109. Compulsados os autos, este Tribunal considera que mal andou a Requerida nos fundamentos do indeferimento do Pedido de Revisão.
Vejamos.
Alteração do método de dedução de prorata para afetação real e possibilidade de revisão oficiosa nos termos do artigo 78.º da LGT no caso concreto
110. Quanto ao entendimento da AT de que a alteração do método de dedução não constitui um “erro” suscetível de revisão oficiosa nos termos do artigo 78.º da LGT, mecanismo que abarca como “erros na autoliquidação” erros materiais ou de cálculo no preenchimento da declarações periódicas (cfr. artigos 32 e 33 do ato de indeferimento do Pedido de Revisão), este Tribunal entende que não assiste razão à Requerida.

----------

O QUE FAZER: Segundo o excerto da página, ao abrigo de que artigo da LGT se discute a possibilidade de revisão oficiosa?

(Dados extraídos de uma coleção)
----------

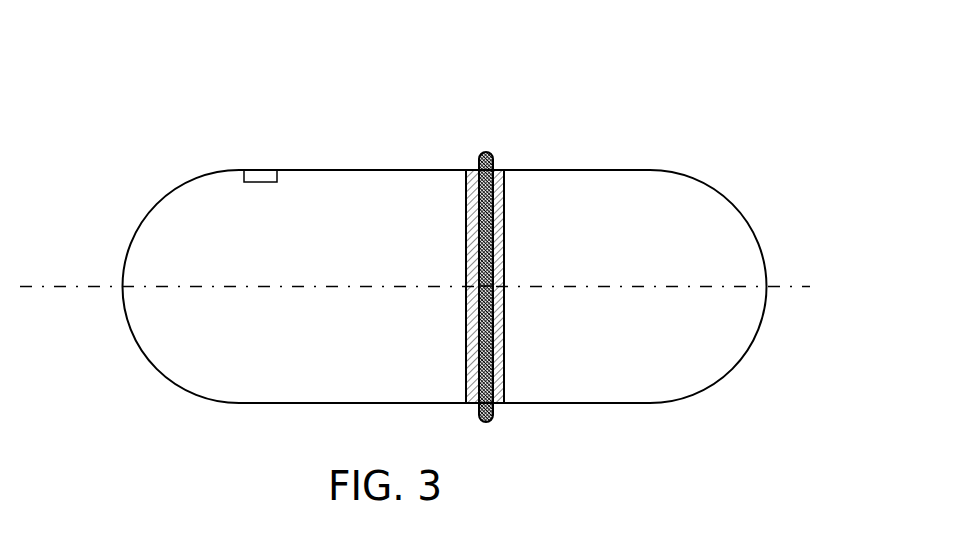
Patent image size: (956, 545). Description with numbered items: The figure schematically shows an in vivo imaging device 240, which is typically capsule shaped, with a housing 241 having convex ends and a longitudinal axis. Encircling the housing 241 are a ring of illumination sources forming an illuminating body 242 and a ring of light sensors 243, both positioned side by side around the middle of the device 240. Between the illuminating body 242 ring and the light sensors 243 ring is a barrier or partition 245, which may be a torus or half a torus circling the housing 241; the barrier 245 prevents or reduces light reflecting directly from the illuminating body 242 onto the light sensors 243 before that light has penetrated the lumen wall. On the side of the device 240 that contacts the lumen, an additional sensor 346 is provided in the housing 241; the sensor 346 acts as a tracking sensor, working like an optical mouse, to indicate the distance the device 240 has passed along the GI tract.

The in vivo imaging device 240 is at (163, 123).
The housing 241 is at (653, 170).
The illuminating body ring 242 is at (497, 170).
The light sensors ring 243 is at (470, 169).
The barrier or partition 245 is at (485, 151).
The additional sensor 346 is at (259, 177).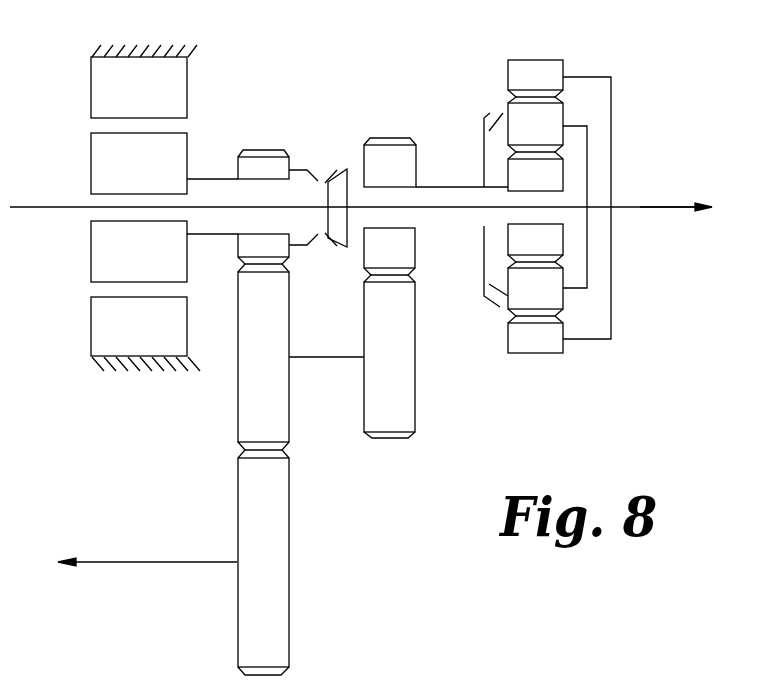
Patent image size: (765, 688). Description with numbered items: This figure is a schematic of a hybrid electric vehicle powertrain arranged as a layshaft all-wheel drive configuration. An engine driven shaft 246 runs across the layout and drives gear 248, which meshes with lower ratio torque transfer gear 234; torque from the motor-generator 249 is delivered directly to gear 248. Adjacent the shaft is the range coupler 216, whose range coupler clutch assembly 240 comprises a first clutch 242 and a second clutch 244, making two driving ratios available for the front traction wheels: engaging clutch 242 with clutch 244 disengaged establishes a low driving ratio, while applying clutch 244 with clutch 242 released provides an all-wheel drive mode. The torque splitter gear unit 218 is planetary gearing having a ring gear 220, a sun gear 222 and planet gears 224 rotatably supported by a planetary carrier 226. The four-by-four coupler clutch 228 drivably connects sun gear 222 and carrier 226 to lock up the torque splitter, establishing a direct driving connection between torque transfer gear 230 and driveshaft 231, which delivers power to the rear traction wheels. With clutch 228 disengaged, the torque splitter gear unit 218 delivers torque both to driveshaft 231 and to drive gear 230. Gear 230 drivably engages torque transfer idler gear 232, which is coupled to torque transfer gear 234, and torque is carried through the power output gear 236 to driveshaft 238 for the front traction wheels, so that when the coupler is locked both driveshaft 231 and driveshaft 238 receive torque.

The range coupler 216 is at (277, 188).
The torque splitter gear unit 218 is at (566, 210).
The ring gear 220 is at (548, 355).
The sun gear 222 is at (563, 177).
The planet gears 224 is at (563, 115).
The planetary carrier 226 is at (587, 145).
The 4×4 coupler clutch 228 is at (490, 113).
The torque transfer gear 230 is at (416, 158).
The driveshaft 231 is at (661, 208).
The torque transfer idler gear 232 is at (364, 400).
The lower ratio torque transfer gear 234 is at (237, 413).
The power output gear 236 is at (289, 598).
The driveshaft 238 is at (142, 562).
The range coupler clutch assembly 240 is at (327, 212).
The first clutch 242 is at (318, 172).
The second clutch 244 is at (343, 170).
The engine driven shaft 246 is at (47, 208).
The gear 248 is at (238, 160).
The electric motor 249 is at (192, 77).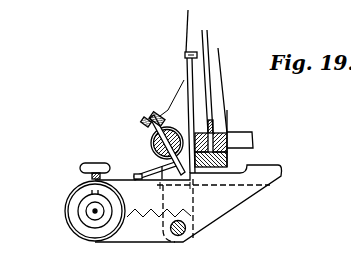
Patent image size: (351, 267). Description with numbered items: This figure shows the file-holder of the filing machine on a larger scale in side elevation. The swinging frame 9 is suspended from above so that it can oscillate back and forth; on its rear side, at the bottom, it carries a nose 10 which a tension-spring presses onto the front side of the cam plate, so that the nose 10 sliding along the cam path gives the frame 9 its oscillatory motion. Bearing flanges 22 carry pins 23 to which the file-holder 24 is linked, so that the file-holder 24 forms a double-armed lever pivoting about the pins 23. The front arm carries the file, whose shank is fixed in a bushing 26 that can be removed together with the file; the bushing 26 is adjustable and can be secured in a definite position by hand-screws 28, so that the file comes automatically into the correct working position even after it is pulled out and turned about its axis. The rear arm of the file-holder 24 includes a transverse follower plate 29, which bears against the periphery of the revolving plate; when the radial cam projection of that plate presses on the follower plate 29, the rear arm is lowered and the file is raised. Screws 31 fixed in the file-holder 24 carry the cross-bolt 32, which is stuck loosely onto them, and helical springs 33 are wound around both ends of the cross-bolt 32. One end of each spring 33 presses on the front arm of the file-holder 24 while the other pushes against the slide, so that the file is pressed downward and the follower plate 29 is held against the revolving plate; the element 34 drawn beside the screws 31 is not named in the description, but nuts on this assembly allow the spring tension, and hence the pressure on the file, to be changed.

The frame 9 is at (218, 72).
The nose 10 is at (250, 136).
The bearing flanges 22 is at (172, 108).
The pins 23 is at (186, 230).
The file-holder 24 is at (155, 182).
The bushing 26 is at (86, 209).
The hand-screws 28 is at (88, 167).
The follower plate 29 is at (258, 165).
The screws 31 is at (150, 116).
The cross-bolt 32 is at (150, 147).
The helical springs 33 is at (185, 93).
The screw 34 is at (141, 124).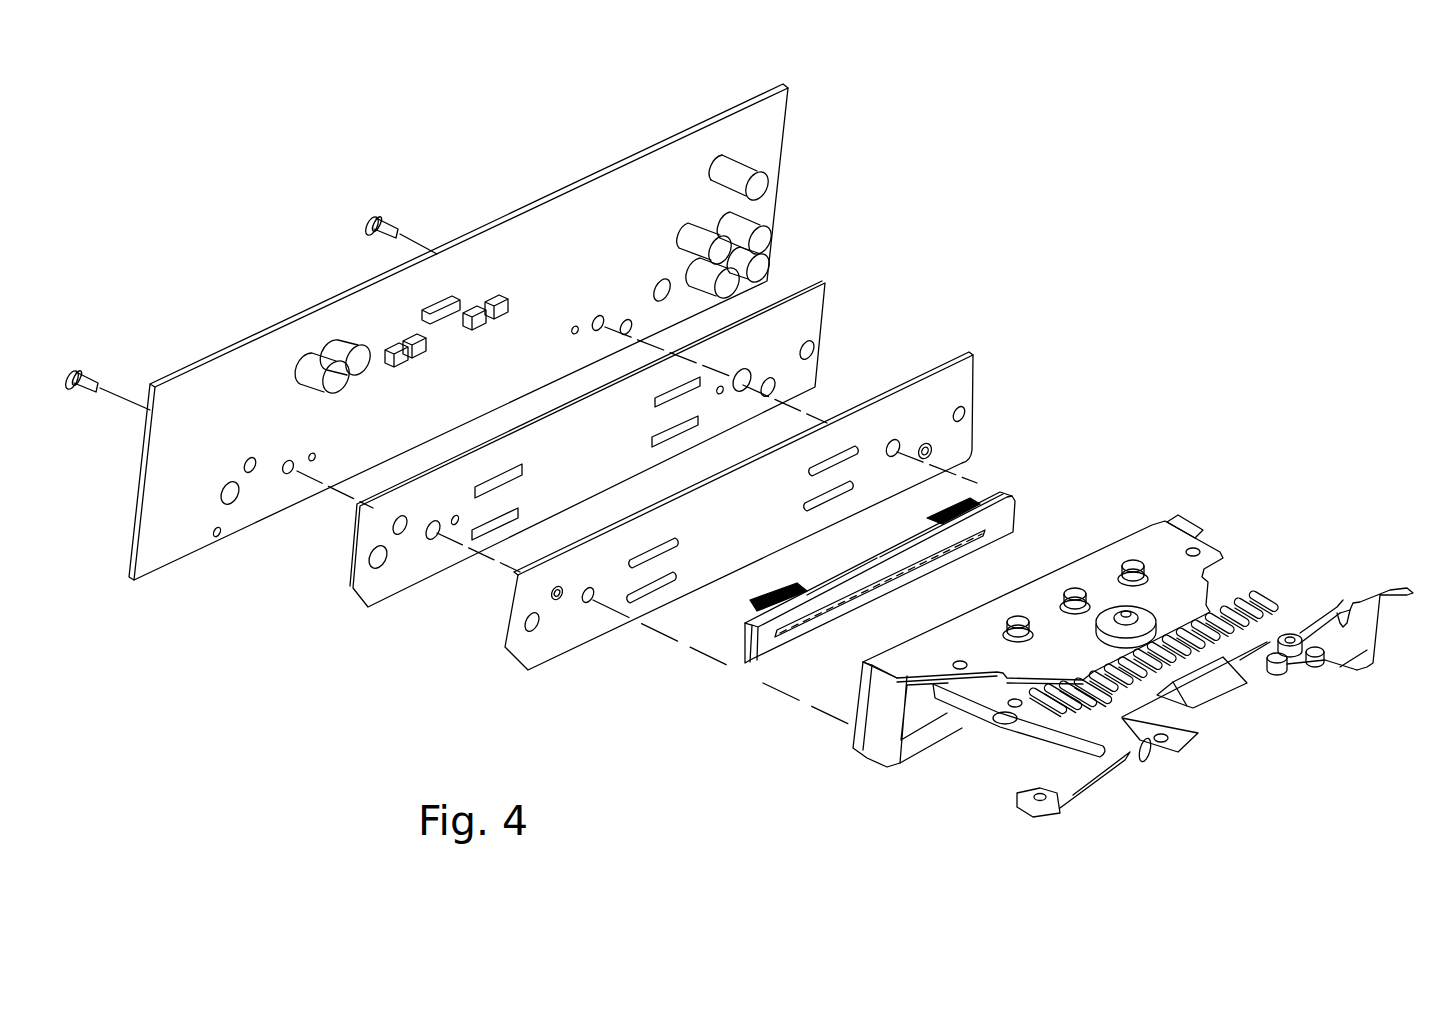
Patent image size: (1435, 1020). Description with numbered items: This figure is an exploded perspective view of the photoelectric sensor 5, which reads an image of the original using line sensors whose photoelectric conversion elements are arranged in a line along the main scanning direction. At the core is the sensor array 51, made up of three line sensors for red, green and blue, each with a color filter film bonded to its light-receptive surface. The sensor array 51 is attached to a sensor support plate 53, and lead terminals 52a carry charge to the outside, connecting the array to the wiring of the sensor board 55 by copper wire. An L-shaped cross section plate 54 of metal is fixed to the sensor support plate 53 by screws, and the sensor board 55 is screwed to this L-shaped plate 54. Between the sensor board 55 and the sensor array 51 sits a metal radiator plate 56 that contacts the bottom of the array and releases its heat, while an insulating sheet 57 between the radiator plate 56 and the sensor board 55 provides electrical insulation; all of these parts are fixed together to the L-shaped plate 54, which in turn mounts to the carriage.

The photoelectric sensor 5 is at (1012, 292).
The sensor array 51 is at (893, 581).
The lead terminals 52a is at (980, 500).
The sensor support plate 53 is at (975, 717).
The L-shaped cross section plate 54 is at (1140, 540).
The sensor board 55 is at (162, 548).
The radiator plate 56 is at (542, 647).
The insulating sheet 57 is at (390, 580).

----------

SOLUÇÃO DA TAREFA: Ao abrigo do artigo 78.º da LGT.